(Dataset items)
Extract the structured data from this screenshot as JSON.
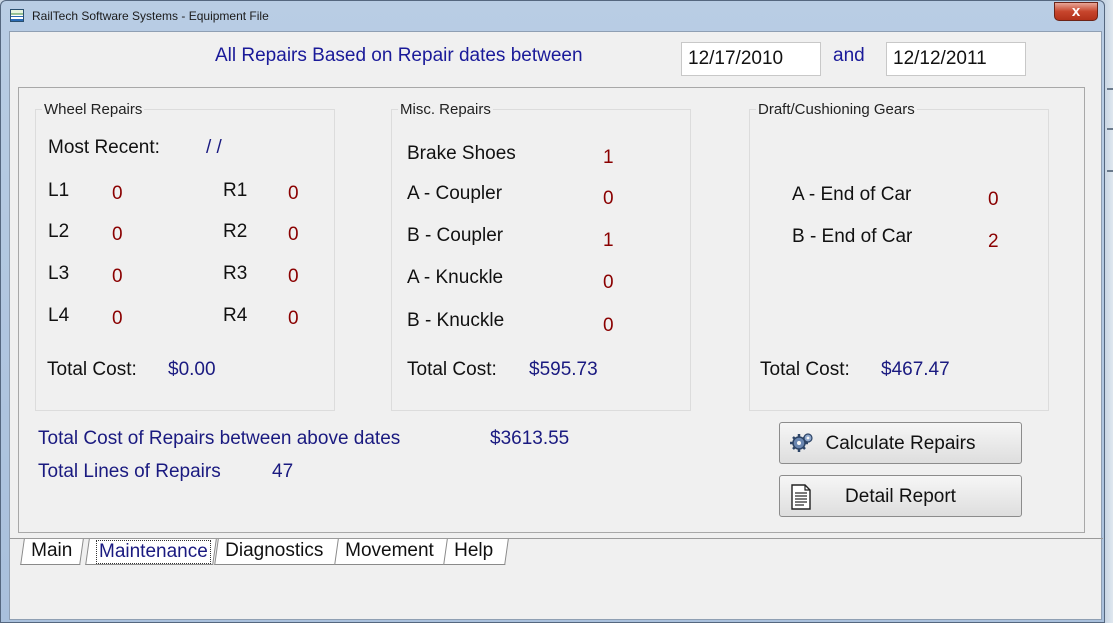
{
  "window": {
    "title": "RailTech Software Systems - Equipment File",
    "close_glyph": "x"
  },
  "header": {
    "label": "All Repairs Based on Repair dates between",
    "start_date": "12/17/2010",
    "and_label": "and",
    "end_date": "12/12/2011"
  },
  "wheel": {
    "title": "Wheel Repairs",
    "most_recent_label": "Most Recent:",
    "most_recent_value": "/ /",
    "left": [
      {
        "label": "L1",
        "value": "0"
      },
      {
        "label": "L2",
        "value": "0"
      },
      {
        "label": "L3",
        "value": "0"
      },
      {
        "label": "L4",
        "value": "0"
      }
    ],
    "right": [
      {
        "label": "R1",
        "value": "0"
      },
      {
        "label": "R2",
        "value": "0"
      },
      {
        "label": "R3",
        "value": "0"
      },
      {
        "label": "R4",
        "value": "0"
      }
    ],
    "total_label": "Total Cost:",
    "total_value": "$0.00"
  },
  "misc": {
    "title": "Misc. Repairs",
    "items": [
      {
        "label": "Brake Shoes",
        "value": "1"
      },
      {
        "label": "A - Coupler",
        "value": "0"
      },
      {
        "label": "B - Coupler",
        "value": "1"
      },
      {
        "label": "A - Knuckle",
        "value": "0"
      },
      {
        "label": "B - Knuckle",
        "value": "0"
      }
    ],
    "total_label": "Total Cost:",
    "total_value": "$595.73"
  },
  "draft": {
    "title": "Draft/Cushioning Gears",
    "items": [
      {
        "label": "A - End of Car",
        "value": "0"
      },
      {
        "label": "B - End of Car",
        "value": "2"
      }
    ],
    "total_label": "Total Cost:",
    "total_value": "$467.47"
  },
  "summary": {
    "total_cost_label": "Total Cost of Repairs between above dates",
    "total_cost_value": "$3613.55",
    "total_lines_label": "Total Lines of Repairs",
    "total_lines_value": "47"
  },
  "buttons": {
    "calculate": "Calculate Repairs",
    "calculate_icon": "gears-icon",
    "detail": "Detail Report",
    "detail_icon": "document-icon"
  },
  "tabs": [
    {
      "label": "Main",
      "active": false
    },
    {
      "label": "Maintenance",
      "active": true
    },
    {
      "label": "Diagnostics",
      "active": false
    },
    {
      "label": "Movement",
      "active": false
    },
    {
      "label": "Help",
      "active": false
    }
  ],
  "colors": {
    "label_blue": "#1a1a99",
    "value_red": "#8a0000",
    "close_red": "#c7452c"
  }
}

■ Short problem:
Locate all lines in the listing above with the word "dates". Copy them.

■ Response:
    "label": "All Repairs Based on Repair dates between",
    "total_cost_label": "Total Cost of Repairs between above dates",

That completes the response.